> **The exercise**: Look for "title" in the listing below. Gather each line that contains it.

> **Exercise materials**:
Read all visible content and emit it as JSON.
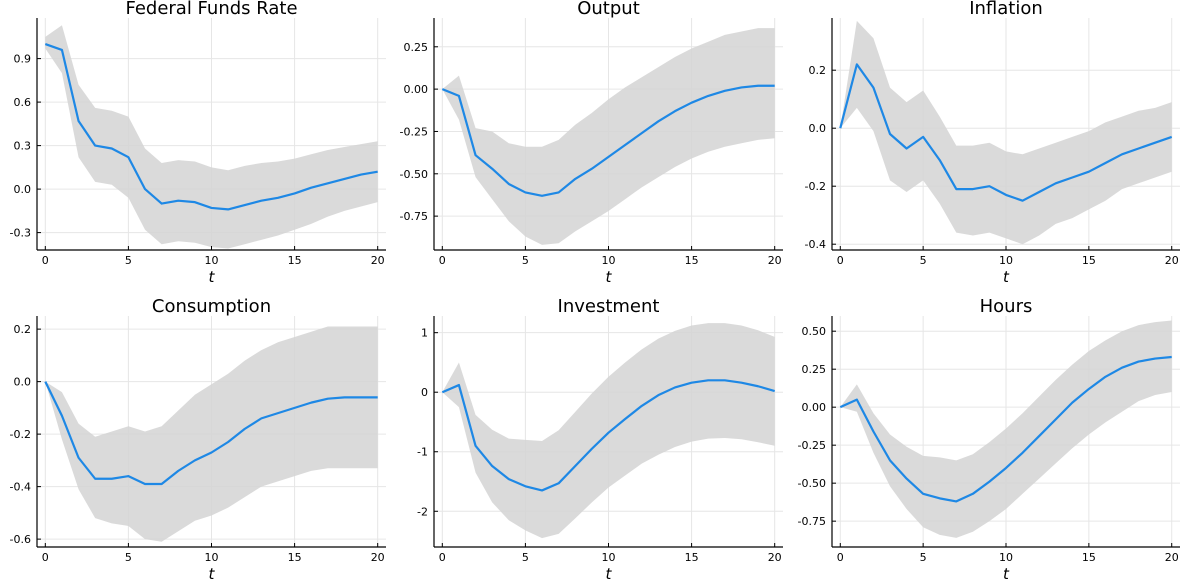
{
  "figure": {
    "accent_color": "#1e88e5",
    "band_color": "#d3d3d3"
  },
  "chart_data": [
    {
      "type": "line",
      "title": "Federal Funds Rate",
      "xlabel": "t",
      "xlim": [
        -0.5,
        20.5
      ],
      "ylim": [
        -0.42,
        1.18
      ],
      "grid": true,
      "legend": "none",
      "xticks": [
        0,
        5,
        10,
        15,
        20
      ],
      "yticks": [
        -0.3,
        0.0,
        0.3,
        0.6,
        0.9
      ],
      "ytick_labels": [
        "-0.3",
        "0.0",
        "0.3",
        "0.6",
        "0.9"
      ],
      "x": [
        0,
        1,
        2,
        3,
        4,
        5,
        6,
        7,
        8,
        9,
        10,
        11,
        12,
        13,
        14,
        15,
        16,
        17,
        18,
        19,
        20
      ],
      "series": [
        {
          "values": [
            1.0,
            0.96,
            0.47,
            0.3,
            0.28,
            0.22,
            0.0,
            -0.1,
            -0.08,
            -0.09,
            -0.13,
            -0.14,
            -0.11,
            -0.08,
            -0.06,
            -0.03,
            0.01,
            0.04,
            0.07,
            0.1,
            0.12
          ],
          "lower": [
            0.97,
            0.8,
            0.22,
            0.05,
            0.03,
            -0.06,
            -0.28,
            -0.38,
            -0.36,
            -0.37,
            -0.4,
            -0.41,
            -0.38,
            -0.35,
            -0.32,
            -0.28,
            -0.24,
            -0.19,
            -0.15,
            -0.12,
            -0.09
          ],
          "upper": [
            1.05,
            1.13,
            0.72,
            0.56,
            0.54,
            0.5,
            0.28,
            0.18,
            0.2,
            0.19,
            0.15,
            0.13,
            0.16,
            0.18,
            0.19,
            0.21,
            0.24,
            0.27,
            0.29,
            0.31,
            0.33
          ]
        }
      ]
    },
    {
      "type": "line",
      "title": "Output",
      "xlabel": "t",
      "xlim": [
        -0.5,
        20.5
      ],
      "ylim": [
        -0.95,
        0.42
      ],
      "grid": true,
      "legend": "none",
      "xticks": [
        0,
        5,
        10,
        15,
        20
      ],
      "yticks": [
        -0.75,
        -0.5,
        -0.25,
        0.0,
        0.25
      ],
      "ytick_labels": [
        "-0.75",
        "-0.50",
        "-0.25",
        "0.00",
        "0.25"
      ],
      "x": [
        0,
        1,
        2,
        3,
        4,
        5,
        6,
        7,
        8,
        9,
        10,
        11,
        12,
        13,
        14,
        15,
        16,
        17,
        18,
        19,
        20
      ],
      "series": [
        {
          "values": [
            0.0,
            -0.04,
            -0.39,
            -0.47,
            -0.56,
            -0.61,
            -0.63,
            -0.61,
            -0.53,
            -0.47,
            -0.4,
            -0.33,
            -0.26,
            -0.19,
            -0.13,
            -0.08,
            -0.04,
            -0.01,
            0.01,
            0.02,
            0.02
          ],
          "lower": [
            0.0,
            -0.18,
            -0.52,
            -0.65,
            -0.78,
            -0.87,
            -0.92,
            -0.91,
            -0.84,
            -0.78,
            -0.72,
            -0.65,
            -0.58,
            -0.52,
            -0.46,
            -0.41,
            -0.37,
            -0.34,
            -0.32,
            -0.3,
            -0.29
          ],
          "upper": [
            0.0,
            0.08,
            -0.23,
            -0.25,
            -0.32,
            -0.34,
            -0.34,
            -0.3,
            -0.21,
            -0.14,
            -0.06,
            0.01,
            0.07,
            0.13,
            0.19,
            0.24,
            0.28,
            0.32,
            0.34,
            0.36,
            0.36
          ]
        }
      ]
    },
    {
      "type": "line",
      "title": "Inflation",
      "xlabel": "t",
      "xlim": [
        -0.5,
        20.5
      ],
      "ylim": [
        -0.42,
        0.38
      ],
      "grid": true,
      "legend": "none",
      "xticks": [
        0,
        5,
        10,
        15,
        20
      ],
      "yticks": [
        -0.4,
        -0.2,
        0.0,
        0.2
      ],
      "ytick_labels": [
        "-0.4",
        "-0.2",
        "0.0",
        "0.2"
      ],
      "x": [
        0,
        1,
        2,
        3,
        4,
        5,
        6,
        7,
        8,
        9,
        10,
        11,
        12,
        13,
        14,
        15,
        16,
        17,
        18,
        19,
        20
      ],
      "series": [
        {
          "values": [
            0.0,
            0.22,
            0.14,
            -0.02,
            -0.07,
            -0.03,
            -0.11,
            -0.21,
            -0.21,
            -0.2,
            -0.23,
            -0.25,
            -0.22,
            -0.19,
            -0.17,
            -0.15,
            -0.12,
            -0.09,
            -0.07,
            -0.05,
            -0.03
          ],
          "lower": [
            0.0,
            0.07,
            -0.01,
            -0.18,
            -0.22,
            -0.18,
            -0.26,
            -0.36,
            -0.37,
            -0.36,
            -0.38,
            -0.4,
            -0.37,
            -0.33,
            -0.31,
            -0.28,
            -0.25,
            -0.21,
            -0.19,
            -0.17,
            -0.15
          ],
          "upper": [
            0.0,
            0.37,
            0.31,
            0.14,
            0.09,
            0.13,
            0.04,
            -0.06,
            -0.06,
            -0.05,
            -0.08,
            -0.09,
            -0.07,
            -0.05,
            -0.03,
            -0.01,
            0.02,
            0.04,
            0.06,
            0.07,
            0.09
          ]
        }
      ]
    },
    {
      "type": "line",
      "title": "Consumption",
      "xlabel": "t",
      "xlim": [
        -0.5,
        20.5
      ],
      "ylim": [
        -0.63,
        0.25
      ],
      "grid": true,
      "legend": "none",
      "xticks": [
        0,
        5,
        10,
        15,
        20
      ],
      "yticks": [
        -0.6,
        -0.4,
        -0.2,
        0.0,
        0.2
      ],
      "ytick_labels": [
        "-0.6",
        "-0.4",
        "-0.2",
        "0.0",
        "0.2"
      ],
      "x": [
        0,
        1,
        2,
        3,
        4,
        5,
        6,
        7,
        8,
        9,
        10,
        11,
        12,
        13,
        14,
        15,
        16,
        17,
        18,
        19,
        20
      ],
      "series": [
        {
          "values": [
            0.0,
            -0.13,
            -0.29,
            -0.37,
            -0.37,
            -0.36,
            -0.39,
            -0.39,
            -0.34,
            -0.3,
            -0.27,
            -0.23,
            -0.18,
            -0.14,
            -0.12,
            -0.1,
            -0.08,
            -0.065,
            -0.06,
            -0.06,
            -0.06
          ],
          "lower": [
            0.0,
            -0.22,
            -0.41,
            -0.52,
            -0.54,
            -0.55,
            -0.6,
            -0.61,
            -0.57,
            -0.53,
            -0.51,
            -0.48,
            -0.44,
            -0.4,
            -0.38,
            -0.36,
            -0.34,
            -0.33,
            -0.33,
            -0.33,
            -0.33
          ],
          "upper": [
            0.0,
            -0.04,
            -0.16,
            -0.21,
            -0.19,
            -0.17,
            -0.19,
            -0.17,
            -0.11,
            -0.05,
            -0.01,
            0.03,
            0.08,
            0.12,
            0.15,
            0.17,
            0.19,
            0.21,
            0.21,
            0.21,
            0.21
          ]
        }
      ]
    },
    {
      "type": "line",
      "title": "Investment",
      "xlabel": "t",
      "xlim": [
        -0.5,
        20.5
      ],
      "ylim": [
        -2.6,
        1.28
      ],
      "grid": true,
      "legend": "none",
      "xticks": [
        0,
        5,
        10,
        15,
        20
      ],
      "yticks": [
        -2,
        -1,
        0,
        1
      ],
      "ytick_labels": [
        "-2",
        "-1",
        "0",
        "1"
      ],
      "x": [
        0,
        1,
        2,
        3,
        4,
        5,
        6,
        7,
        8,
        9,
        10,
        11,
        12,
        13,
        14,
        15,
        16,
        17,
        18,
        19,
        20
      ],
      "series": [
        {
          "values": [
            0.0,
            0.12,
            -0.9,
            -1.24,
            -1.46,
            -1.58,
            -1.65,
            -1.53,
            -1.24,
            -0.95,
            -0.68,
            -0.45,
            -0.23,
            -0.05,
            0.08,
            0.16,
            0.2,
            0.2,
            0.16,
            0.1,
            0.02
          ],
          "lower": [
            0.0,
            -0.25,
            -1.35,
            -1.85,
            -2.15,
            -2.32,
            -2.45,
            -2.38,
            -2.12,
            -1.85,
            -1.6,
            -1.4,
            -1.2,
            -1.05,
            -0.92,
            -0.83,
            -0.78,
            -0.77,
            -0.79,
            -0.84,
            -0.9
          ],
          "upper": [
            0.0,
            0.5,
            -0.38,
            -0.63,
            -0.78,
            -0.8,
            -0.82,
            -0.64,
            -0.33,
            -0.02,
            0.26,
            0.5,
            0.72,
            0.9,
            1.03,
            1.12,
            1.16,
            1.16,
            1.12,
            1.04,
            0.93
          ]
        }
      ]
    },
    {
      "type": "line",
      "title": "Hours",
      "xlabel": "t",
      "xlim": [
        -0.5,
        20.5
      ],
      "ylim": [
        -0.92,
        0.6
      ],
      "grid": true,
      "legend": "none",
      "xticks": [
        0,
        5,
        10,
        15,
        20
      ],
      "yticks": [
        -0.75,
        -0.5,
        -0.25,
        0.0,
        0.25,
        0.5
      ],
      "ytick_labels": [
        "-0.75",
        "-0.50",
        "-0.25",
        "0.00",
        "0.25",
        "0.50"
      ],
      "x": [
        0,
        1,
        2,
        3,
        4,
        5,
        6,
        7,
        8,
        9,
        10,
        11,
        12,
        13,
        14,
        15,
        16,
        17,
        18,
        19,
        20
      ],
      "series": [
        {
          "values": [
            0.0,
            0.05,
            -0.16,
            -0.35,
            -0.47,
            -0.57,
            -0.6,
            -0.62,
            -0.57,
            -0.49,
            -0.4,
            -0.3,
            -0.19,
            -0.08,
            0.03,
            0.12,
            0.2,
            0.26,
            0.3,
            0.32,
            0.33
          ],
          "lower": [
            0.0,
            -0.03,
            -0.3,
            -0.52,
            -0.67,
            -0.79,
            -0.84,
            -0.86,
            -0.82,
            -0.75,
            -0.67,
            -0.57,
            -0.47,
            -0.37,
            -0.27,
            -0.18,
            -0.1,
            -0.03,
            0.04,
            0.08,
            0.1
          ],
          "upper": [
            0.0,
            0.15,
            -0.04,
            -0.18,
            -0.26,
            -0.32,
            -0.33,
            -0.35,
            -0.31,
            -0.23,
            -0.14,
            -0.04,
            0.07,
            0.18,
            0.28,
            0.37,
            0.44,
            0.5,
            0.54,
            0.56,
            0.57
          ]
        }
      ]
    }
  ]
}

> **Expected answer**:
      "title": "Federal Funds Rate",
      "title": "Output",
      "title": "Inflation",
      "title": "Consumption",
      "title": "Investment",
      "title": "Hours",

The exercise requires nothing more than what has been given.